■ **WHAT YOU HAVE TO DO**
Convert every line of the records below into a numbered list, omitting any blank lines.

■ **INFORMATION SUPPLIED**
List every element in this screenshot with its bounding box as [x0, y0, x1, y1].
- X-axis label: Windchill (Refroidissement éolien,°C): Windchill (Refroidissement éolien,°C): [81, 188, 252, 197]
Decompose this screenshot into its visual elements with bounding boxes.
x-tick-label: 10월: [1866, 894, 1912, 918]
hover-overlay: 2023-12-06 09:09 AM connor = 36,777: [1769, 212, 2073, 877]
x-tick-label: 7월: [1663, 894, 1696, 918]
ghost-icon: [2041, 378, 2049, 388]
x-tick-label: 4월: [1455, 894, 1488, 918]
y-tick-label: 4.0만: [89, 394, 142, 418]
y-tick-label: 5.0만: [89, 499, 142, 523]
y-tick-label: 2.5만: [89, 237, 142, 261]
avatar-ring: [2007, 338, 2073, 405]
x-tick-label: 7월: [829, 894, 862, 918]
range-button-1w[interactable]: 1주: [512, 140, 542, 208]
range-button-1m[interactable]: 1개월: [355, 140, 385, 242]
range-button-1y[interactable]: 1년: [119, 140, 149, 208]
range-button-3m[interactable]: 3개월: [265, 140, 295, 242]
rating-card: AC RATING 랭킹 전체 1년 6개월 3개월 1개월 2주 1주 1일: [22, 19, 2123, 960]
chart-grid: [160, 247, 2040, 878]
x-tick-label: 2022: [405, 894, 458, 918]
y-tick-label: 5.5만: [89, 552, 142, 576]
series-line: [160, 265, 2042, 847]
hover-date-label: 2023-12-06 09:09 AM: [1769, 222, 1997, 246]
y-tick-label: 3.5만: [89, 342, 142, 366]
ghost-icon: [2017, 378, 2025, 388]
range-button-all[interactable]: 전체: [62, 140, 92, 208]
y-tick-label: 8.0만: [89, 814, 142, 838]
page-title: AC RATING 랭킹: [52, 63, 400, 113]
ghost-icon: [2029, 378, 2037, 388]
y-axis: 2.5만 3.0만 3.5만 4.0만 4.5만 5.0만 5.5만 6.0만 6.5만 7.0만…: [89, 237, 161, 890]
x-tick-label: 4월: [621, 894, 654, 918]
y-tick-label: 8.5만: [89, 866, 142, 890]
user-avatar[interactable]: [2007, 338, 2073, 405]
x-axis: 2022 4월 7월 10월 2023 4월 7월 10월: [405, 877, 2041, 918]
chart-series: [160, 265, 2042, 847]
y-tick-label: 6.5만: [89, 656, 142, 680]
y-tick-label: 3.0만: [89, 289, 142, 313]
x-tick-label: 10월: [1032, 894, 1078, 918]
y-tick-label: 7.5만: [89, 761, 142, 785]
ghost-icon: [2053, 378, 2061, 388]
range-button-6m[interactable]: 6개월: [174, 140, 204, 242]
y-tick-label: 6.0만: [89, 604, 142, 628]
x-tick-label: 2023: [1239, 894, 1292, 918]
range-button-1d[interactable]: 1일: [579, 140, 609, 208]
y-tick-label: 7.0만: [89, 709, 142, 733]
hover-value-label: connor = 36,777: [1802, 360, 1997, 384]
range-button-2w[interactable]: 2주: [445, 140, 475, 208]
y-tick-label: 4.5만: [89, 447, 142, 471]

■ **FULL SOLUTION**
1. List every element in this screenshot with its bounding box as [x0, y0, x1, y1].
2. - X-axis label: Windchill (Refroidissement éolien,°C): Windchill (Refroidissement éolien,°C): [81, 188, 252, 197]
3. Decompose this screenshot into its visual elements with bounding boxes.
4. x-tick-label: 10월: [1866, 894, 1912, 918]
5. hover-overlay: 2023-12-06 09:09 AM connor = 36,777: [1769, 212, 2073, 877]
6. x-tick-label: 7월: [1663, 894, 1696, 918]
7. ghost-icon: [2041, 378, 2049, 388]
8. x-tick-label: 4월: [1455, 894, 1488, 918]
9. y-tick-label: 4.0만: [89, 394, 142, 418]
10. y-tick-label: 5.0만: [89, 499, 142, 523]
11. y-tick-label: 2.5만: [89, 237, 142, 261]
12. avatar-ring: [2007, 338, 2073, 405]
13. x-tick-label: 7월: [829, 894, 862, 918]
14. range-button-1w[interactable]: 1주: [512, 140, 542, 208]
15. range-button-1m[interactable]: 1개월: [355, 140, 385, 242]
16. range-button-1y[interactable]: 1년: [119, 140, 149, 208]
17. range-button-3m[interactable]: 3개월: [265, 140, 295, 242]
18. rating-card: AC RATING 랭킹 전체 1년 6개월 3개월 1개월 2주 1주 1일: [22, 19, 2123, 960]
19. chart-grid: [160, 247, 2040, 878]
20. x-tick-label: 2022: [405, 894, 458, 918]
21. y-tick-label: 5.5만: [89, 552, 142, 576]
22. series-line: [160, 265, 2042, 847]
23. hover-date-label: 2023-12-06 09:09 AM: [1769, 222, 1997, 246]
24. y-tick-label: 3.5만: [89, 342, 142, 366]
25. ghost-icon: [2017, 378, 2025, 388]
26. range-button-all[interactable]: 전체: [62, 140, 92, 208]
27. y-tick-label: 8.0만: [89, 814, 142, 838]
28. page-title: AC RATING 랭킹: [52, 63, 400, 113]
29. ghost-icon: [2029, 378, 2037, 388]
30. y-axis: 2.5만 3.0만 3.5만 4.0만 4.5만 5.0만 5.5만 6.0만 6.5만 7.0만…: [89, 237, 161, 890]
31. x-tick-label: 4월: [621, 894, 654, 918]
32. y-tick-label: 8.5만: [89, 866, 142, 890]
33. user-avatar[interactable]: [2007, 338, 2073, 405]
34. x-axis: 2022 4월 7월 10월 2023 4월 7월 10월: [405, 877, 2041, 918]
35. chart-series: [160, 265, 2042, 847]
36. y-tick-label: 6.5만: [89, 656, 142, 680]
37. y-tick-label: 3.0만: [89, 289, 142, 313]
38. x-tick-label: 10월: [1032, 894, 1078, 918]
39. y-tick-label: 7.5만: [89, 761, 142, 785]
40. ghost-icon: [2053, 378, 2061, 388]
41. range-button-6m[interactable]: 6개월: [174, 140, 204, 242]
42. y-tick-label: 6.0만: [89, 604, 142, 628]
43. x-tick-label: 2023: [1239, 894, 1292, 918]
44. range-button-1d[interactable]: 1일: [579, 140, 609, 208]
45. y-tick-label: 7.0만: [89, 709, 142, 733]
46. hover-value-label: connor = 36,777: [1802, 360, 1997, 384]
47. range-button-2w[interactable]: 2주: [445, 140, 475, 208]
48. y-tick-label: 4.5만: [89, 447, 142, 471]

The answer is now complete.